→ **Data excerpts**
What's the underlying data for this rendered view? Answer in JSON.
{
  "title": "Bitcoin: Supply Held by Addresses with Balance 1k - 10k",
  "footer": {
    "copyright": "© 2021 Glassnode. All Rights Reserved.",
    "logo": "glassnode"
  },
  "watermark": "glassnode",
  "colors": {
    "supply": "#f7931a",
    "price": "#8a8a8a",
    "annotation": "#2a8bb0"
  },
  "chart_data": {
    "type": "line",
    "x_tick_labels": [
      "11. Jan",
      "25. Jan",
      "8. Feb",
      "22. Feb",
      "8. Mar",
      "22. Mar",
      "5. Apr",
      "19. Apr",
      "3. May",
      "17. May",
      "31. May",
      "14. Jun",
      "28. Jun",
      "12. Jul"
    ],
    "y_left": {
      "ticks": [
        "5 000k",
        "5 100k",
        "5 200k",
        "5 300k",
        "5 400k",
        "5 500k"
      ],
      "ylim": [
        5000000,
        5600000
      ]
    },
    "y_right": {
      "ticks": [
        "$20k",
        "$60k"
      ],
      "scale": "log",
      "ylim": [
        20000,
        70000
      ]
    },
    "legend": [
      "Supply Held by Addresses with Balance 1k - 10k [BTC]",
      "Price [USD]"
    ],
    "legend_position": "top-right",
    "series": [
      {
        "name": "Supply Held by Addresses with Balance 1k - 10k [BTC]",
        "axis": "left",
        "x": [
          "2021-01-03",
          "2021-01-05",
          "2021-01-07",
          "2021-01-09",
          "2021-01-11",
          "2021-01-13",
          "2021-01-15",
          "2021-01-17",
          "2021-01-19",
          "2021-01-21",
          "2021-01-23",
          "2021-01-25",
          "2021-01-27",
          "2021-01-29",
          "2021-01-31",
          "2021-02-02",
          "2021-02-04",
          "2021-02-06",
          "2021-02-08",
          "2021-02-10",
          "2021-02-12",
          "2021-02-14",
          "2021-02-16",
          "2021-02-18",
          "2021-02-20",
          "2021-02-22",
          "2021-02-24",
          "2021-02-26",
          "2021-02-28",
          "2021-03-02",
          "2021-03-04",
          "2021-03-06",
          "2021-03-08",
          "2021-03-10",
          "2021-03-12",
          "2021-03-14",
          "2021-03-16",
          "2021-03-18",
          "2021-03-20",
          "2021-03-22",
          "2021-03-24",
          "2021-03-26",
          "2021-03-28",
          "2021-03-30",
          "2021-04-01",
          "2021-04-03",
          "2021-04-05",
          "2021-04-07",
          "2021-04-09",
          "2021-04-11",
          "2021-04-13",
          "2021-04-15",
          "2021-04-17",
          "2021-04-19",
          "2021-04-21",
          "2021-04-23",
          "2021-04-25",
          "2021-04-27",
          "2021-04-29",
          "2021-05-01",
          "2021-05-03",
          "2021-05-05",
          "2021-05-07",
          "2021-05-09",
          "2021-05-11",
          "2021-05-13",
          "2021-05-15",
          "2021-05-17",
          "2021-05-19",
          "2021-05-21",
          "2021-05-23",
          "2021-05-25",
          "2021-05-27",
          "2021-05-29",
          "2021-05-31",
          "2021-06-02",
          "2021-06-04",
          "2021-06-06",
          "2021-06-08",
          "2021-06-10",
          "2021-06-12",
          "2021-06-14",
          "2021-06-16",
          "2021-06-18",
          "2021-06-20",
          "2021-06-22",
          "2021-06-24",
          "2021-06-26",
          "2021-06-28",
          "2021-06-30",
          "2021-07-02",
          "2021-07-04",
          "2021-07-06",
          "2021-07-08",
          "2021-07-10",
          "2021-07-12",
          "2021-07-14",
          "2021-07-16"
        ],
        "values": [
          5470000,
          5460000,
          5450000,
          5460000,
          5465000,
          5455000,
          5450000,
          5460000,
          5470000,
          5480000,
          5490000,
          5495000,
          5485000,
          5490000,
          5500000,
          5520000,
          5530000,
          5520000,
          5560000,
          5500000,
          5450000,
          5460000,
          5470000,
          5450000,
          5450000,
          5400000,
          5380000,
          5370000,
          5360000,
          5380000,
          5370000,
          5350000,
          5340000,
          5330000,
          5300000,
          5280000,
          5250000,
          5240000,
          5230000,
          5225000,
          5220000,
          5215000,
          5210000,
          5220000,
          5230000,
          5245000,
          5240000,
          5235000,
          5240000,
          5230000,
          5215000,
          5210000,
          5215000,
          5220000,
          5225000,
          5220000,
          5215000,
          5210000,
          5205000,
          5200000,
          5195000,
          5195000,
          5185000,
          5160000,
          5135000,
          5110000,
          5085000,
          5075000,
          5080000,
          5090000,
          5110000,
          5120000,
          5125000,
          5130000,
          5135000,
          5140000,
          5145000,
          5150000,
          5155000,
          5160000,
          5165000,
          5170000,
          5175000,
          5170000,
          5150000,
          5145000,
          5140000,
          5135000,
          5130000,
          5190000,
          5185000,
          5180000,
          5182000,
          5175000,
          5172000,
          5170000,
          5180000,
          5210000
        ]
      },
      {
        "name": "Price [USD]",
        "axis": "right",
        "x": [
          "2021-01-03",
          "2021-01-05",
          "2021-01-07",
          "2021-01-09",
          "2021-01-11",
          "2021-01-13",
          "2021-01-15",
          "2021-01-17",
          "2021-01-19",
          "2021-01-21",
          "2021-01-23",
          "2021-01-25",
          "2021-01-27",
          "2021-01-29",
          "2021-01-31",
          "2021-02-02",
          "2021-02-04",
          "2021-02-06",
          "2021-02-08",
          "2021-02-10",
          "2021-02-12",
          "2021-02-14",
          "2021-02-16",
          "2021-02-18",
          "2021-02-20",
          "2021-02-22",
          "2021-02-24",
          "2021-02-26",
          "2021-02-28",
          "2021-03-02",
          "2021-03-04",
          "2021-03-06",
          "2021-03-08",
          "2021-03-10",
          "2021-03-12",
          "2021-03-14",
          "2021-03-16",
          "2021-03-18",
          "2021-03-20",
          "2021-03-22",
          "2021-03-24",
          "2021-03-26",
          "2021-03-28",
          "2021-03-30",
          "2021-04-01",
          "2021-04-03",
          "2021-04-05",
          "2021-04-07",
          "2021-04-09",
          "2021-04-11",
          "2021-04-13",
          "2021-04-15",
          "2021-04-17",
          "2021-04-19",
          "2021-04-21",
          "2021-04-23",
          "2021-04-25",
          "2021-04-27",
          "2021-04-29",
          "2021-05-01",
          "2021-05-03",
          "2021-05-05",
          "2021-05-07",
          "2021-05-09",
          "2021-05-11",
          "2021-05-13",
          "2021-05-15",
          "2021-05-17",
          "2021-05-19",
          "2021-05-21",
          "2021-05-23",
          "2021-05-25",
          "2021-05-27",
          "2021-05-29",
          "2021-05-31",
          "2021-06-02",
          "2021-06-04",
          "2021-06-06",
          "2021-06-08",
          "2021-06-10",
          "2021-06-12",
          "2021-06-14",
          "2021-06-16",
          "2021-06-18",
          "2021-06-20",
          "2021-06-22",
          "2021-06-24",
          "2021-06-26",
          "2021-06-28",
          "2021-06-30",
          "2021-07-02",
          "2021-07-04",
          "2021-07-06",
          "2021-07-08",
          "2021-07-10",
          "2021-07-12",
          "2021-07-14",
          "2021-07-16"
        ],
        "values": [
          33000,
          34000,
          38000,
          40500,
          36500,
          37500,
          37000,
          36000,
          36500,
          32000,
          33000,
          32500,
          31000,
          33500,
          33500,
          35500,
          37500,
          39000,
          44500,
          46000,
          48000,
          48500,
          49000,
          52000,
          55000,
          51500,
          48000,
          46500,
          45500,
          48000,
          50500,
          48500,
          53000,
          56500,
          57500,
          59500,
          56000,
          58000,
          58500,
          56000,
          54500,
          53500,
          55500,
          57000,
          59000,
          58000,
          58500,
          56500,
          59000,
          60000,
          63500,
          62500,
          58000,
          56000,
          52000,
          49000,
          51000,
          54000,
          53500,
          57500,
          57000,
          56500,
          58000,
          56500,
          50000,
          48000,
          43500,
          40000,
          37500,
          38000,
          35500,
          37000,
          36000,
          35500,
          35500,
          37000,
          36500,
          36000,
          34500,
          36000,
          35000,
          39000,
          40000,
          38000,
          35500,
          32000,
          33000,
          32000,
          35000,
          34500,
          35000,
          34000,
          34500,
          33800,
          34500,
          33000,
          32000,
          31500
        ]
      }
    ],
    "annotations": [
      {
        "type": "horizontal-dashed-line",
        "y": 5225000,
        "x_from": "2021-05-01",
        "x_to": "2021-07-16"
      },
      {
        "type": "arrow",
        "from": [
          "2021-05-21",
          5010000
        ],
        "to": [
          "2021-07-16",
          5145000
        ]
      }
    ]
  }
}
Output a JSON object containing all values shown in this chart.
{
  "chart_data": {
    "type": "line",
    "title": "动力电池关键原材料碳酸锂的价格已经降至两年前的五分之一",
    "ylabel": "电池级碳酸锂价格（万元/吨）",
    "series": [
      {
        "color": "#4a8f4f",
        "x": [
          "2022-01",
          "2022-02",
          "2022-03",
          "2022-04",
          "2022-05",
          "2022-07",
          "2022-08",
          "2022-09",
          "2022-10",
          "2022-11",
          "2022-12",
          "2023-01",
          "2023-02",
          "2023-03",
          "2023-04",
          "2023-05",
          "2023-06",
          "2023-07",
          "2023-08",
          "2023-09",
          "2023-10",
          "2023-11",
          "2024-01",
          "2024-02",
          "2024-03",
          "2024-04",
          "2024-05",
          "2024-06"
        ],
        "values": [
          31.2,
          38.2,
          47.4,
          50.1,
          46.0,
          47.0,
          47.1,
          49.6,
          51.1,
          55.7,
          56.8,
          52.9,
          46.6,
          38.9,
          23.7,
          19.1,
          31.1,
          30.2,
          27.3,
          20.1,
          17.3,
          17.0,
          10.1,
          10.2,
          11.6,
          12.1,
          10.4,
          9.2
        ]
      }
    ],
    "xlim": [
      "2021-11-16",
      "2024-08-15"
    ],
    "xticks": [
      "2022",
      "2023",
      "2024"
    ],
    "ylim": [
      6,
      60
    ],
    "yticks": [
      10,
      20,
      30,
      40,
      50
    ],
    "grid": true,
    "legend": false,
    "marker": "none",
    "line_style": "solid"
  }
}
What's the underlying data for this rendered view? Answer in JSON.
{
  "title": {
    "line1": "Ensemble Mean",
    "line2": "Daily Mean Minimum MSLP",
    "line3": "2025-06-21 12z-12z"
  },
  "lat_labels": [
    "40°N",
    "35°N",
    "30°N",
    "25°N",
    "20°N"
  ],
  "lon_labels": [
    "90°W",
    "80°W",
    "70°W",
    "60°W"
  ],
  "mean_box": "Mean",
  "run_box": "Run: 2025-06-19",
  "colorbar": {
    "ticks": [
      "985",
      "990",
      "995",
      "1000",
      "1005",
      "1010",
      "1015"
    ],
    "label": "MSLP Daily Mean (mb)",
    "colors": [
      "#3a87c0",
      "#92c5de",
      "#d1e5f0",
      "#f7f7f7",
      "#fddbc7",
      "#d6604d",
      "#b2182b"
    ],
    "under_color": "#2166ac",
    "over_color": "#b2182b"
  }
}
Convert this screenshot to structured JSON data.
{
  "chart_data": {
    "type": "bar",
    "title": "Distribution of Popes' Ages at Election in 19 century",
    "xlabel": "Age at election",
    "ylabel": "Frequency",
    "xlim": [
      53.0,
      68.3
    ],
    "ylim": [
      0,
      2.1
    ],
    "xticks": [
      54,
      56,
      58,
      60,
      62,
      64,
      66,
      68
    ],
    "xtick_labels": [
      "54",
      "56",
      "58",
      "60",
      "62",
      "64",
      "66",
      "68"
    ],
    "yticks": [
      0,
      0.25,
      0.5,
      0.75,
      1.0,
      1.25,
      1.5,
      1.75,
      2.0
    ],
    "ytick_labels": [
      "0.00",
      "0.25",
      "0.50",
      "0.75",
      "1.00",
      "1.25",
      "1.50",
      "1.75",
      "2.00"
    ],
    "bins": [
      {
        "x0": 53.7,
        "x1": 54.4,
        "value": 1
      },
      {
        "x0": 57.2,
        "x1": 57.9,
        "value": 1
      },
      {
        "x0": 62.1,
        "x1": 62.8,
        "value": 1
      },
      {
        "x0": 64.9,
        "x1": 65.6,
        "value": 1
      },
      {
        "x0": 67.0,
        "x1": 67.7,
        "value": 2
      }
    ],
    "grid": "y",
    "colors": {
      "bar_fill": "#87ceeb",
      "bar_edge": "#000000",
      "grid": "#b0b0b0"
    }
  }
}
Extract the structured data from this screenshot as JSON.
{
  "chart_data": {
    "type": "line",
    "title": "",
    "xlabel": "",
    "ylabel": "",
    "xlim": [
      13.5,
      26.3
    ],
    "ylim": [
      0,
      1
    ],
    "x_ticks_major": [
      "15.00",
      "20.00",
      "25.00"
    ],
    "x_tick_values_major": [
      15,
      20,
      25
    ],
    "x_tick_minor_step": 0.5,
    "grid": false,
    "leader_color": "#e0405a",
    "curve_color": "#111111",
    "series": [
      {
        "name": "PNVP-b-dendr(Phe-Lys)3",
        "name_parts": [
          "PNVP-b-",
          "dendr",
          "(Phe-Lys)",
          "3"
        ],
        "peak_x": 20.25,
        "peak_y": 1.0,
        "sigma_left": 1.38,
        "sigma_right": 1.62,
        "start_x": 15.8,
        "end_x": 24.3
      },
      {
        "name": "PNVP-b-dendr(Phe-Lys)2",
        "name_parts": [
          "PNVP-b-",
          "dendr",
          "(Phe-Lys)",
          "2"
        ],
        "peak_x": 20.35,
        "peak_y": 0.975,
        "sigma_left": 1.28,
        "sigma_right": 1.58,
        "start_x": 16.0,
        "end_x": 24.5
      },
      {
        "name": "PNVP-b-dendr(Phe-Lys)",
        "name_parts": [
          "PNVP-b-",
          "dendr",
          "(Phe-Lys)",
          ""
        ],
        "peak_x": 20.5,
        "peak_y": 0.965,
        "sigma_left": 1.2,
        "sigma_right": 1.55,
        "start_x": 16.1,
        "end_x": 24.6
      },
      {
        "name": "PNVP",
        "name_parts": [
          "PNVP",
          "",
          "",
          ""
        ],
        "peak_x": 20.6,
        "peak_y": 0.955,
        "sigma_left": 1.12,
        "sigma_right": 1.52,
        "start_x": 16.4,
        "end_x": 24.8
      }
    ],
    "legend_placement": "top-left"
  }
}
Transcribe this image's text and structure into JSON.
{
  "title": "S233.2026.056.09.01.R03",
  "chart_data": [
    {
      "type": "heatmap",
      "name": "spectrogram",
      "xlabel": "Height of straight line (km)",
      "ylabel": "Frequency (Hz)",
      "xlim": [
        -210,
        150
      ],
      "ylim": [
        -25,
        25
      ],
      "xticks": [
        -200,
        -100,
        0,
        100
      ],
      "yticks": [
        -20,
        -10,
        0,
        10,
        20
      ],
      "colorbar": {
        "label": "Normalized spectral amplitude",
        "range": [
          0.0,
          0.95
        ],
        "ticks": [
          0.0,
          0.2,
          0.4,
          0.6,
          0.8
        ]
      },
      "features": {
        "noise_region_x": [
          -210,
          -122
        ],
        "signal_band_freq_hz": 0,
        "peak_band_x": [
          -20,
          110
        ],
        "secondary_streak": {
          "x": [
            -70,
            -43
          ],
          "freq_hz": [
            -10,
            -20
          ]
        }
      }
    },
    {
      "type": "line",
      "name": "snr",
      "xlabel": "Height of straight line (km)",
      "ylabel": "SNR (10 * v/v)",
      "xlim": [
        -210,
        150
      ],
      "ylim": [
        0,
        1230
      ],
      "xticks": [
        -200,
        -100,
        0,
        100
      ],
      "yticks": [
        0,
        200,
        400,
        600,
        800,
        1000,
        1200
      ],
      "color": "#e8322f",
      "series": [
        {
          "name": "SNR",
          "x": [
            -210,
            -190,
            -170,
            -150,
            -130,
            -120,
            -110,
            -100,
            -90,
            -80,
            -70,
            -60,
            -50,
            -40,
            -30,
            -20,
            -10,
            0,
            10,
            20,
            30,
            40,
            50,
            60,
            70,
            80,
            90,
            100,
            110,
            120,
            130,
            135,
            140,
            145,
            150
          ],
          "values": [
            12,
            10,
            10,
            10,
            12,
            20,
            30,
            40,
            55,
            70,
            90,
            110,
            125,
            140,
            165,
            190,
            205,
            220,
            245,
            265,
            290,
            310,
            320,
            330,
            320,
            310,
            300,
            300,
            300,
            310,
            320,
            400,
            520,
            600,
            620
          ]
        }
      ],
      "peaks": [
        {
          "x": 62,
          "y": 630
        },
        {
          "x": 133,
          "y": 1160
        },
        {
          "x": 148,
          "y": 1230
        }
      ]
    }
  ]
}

→ **Instructions for the task**
In the records above, locate every line with the string "Mean" and copy it.

→ **Task answer**
    "line1": "Ensemble Mean",
    "line2": "Daily Mean Minimum MSLP",
  "mean_box": "Mean",
    "label": "MSLP Daily Mean (mb)",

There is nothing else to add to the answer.